Data rows:
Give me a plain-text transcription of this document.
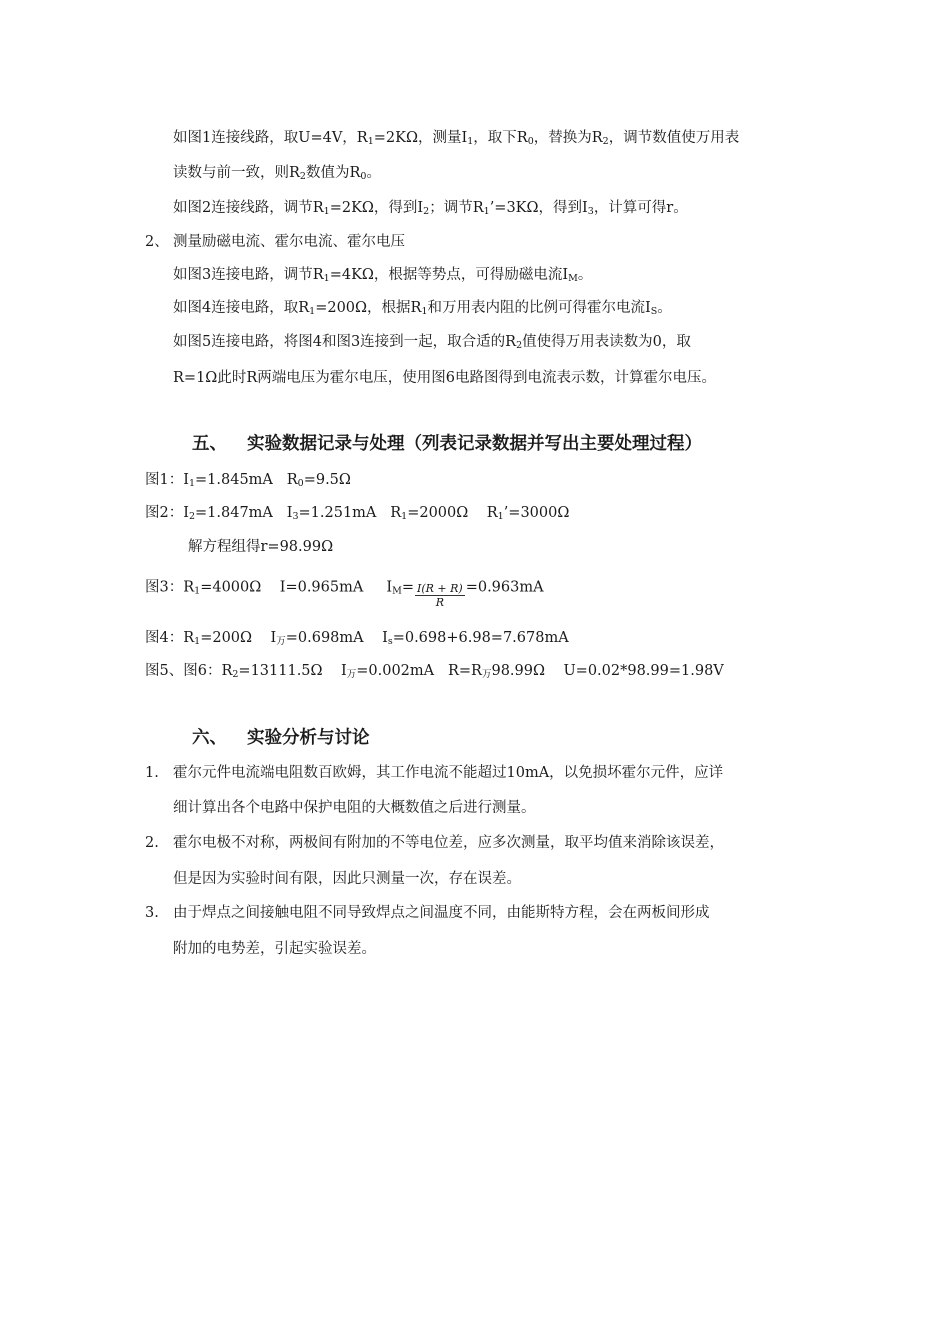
如图1连接线路，取U=4V，$R_1=2K\Omega$，测量$I_1$，取下$R_0$，替换为$R_2$，调节数值使万用表
读数与前一致，则$R_2$数值为$R_0$。
如图2连接线路，调节$R_1=2K\Omega$，得到$I_2$；调节$R_1’=3K\Omega$，得到$I_3$，计算可得r。
2、 测量励磁电流、霍尔电流、霍尔电压
如图3连接电路，调节$R_1=4K\Omega$，根据等势点，可得励磁电流$I_M$。
如图4连接电路，取$R_1=200\Omega$，根据$R_1$和万用表内阻的比例可得霍尔电流$I_S$。
如图5连接电路，将图4和图3连接到一起，取合适的$R_2$值使得万用表读数为0，取
R=1Ω此时R两端电压为霍尔电压，使用图6电路图得到电流表示数，计算霍尔电压。
五、 实验数据记录与处理（列表记录数据并写出主要处理过程）
图1：$I_1=1.845mA$ $R_0=9.5\Omega$
图2：$I_2=1.847mA$ $I_3=1.251mA$ $R_1=2000\Omega$ $R_1’=3000\Omega$
解方程组得r=98.99Ω
图3：$R_1=4000\Omega$ I=0.965mA $I_M= \frac{I(R + R)}{R} =0.963mA$
图4：$R_1=200\Omega$ $I_万=0.698mA$ $I_s=0.698+6.98=7.678mA$
图5、图6：$R_2=13111.5\Omega$ $I_万=0.002mA$ $R=R_万98.99\Omega$ U=0.02*98.99=1.98V
六、 实验分析与讨论
1. 霍尔元件电流端电阻数百欧姆，其工作电流不能超过10mA，以免损坏霍尔元件，应详
细计算出各个电路中保护电阻的大概数值之后进行测量。
2. 霍尔电极不对称，两极间有附加的不等电位差，应多次测量，取平均值来消除该误差，
但是因为实验时间有限，因此只测量一次，存在误差。
3. 由于焊点之间接触电阻不同导致焊点之间温度不同，由能斯特方程，会在两板间形成
附加的电势差，引起实验误差。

Aim of the exercise: Which lines contain "Omega"? Copy each of them.

Correct result:
如图1连接线路，取U=4V，$R_1=2K\Omega$，测量$I_1$，取下$R_0$，替换为$R_2$，调节数值使万用表
如图2连接线路，调节$R_1=2K\Omega$，得到$I_2$；调节$R_1’=3K\Omega$，得到$I_3$，计算可得r。
如图3连接电路，调节$R_1=4K\Omega$，根据等势点，可得励磁电流$I_M$。
如图4连接电路，取$R_1=200\Omega$，根据$R_1$和万用表内阻的比例可得霍尔电流$I_S$。
图1：$I_1=1.845mA$ $R_0=9.5\Omega$
图2：$I_2=1.847mA$ $I_3=1.251mA$ $R_1=2000\Omega$ $R_1’=3000\Omega$
图3：$R_1=4000\Omega$ I=0.965mA $I_M= \frac{I(R + R)}{R} =0.963mA$
图4：$R_1=200\Omega$ $I_万=0.698mA$ $I_s=0.698+6.98=7.678mA$
图5、图6：$R_2=13111.5\Omega$ $I_万=0.002mA$ $R=R_万98.99\Omega$ U=0.02*98.99=1.98V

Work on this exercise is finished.